DIRECTION → Restate the whole listing exactly.

MATERIALS PROVIDED →

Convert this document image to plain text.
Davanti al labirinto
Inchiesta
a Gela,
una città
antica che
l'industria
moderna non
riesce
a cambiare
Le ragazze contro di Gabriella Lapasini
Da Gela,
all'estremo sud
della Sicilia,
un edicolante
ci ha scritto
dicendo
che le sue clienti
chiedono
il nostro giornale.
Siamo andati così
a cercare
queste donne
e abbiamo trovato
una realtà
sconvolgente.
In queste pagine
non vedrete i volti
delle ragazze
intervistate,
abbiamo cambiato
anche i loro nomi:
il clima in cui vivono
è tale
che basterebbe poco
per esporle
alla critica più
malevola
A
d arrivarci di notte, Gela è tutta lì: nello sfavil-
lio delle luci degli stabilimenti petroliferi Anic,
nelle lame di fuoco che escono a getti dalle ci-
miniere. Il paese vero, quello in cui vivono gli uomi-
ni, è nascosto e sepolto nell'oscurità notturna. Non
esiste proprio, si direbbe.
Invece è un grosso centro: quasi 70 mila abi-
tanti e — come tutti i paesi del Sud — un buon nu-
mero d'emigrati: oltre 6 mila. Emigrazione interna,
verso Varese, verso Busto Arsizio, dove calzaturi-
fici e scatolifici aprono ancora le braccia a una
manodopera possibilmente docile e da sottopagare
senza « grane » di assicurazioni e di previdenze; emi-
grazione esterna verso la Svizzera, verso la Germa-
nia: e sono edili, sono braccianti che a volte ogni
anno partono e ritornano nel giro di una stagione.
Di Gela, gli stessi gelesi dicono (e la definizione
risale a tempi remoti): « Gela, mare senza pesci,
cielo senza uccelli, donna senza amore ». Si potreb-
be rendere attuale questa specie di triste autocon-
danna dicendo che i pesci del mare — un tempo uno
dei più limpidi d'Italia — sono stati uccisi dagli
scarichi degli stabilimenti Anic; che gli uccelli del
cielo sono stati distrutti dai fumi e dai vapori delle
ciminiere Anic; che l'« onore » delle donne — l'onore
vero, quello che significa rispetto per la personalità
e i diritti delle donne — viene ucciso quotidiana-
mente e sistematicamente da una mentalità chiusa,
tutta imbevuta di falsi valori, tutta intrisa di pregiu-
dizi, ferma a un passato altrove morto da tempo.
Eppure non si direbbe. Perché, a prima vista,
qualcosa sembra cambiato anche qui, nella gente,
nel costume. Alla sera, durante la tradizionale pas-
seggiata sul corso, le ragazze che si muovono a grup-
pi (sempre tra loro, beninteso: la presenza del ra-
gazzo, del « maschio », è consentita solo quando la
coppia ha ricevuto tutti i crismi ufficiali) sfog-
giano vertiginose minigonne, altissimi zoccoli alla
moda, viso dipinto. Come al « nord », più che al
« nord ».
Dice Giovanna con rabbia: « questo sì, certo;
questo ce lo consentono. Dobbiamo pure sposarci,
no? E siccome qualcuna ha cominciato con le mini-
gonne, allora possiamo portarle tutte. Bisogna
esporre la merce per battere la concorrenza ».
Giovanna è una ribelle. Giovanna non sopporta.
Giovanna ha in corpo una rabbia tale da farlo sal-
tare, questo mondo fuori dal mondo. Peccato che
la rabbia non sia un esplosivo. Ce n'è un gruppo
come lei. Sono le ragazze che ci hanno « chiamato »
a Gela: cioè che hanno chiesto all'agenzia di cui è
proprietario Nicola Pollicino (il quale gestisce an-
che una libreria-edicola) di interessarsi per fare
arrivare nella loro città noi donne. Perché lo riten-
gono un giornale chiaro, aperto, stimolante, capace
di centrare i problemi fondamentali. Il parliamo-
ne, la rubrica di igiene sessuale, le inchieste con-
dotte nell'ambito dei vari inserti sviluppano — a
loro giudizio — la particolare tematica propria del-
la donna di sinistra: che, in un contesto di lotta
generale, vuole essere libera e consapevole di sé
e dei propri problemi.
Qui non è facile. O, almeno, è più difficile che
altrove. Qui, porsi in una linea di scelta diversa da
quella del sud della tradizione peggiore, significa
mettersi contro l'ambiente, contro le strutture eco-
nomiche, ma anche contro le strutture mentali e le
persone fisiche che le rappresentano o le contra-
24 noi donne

EXERCISE RESULT →
Convert this document image to plain text.
Davanti al labirinto
Inchiesta
a Gela,
una città
antica che
l'industria
moderna non
riesce
a cambiare
Le ragazze contro di Gabriella Lapasini
Da Gela,
all'estremo sud
della Sicilia,
un edicolante
ci ha scritto
dicendo
che le sue clienti
chiedono
il nostro giornale.
Siamo andati così
a cercare
queste donne
e abbiamo trovato
una realtà
sconvolgente.
In queste pagine
non vedrete i volti
delle ragazze
intervistate,
abbiamo cambiato
anche i loro nomi:
il clima in cui vivono
è tale
che basterebbe poco
per esporle
alla critica più
malevola
A
d arrivarci di notte, Gela è tutta lì: nello sfavil-
lio delle luci degli stabilimenti petroliferi Anic,
nelle lame di fuoco che escono a getti dalle ci-
miniere. Il paese vero, quello in cui vivono gli uomi-
ni, è nascosto e sepolto nell'oscurità notturna. Non
esiste proprio, si direbbe.
Invece è un grosso centro: quasi 70 mila abi-
tanti e — come tutti i paesi del Sud — un buon nu-
mero d'emigrati: oltre 6 mila. Emigrazione interna,
verso Varese, verso Busto Arsizio, dove calzaturi-
fici e scatolifici aprono ancora le braccia a una
manodopera possibilmente docile e da sottopagare
senza « grane » di assicurazioni e di previdenze; emi-
grazione esterna verso la Svizzera, verso la Germa-
nia: e sono edili, sono braccianti che a volte ogni
anno partono e ritornano nel giro di una stagione.
Di Gela, gli stessi gelesi dicono (e la definizione
risale a tempi remoti): « Gela, mare senza pesci,
cielo senza uccelli, donna senza amore ». Si potreb-
be rendere attuale questa specie di triste autocon-
danna dicendo che i pesci del mare — un tempo uno
dei più limpidi d'Italia — sono stati uccisi dagli
scarichi degli stabilimenti Anic; che gli uccelli del
cielo sono stati distrutti dai fumi e dai vapori delle
ciminiere Anic; che l'« onore » delle donne — l'onore
vero, quello che significa rispetto per la personalità
e i diritti delle donne — viene ucciso quotidiana-
mente e sistematicamente da una mentalità chiusa,
tutta imbevuta di falsi valori, tutta intrisa di pregiu-
dizi, ferma a un passato altrove morto da tempo.
Eppure non si direbbe. Perché, a prima vista,
qualcosa sembra cambiato anche qui, nella gente,
nel costume. Alla sera, durante la tradizionale pas-
seggiata sul corso, le ragazze che si muovono a grup-
pi (sempre tra loro, beninteso: la presenza del ra-
gazzo, del « maschio », è consentita solo quando la
coppia ha ricevuto tutti i crismi ufficiali) sfog-
giano vertiginose minigonne, altissimi zoccoli alla
moda, viso dipinto. Come al « nord », più che al
« nord ».
Dice Giovanna con rabbia: « questo sì, certo;
questo ce lo consentono. Dobbiamo pure sposarci,
no? E siccome qualcuna ha cominciato con le mini-
gonne, allora possiamo portarle tutte. Bisogna
esporre la merce per battere la concorrenza ».
Giovanna è una ribelle. Giovanna non sopporta.
Giovanna ha in corpo una rabbia tale da farlo sal-
tare, questo mondo fuori dal mondo. Peccato che
la rabbia non sia un esplosivo. Ce n'è un gruppo
come lei. Sono le ragazze che ci hanno « chiamato »
a Gela: cioè che hanno chiesto all'agenzia di cui è
proprietario Nicola Pollicino (il quale gestisce an-
che una libreria-edicola) di interessarsi per fare
arrivare nella loro città noi donne. Perché lo riten-
gono un giornale chiaro, aperto, stimolante, capace
di centrare i problemi fondamentali. Il parliamo-
ne, la rubrica di igiene sessuale, le inchieste con-
dotte nell'ambito dei vari inserti sviluppano — a
loro giudizio — la particolare tematica propria del-
la donna di sinistra: che, in un contesto di lotta
generale, vuole essere libera e consapevole di sé
e dei propri problemi.
Qui non è facile. O, almeno, è più difficile che
altrove. Qui, porsi in una linea di scelta diversa da
quella del sud della tradizione peggiore, significa
mettersi contro l'ambiente, contro le strutture eco-
nomiche, ma anche contro le strutture mentali e le
persone fisiche che le rappresentano o le contra-
24 noi donne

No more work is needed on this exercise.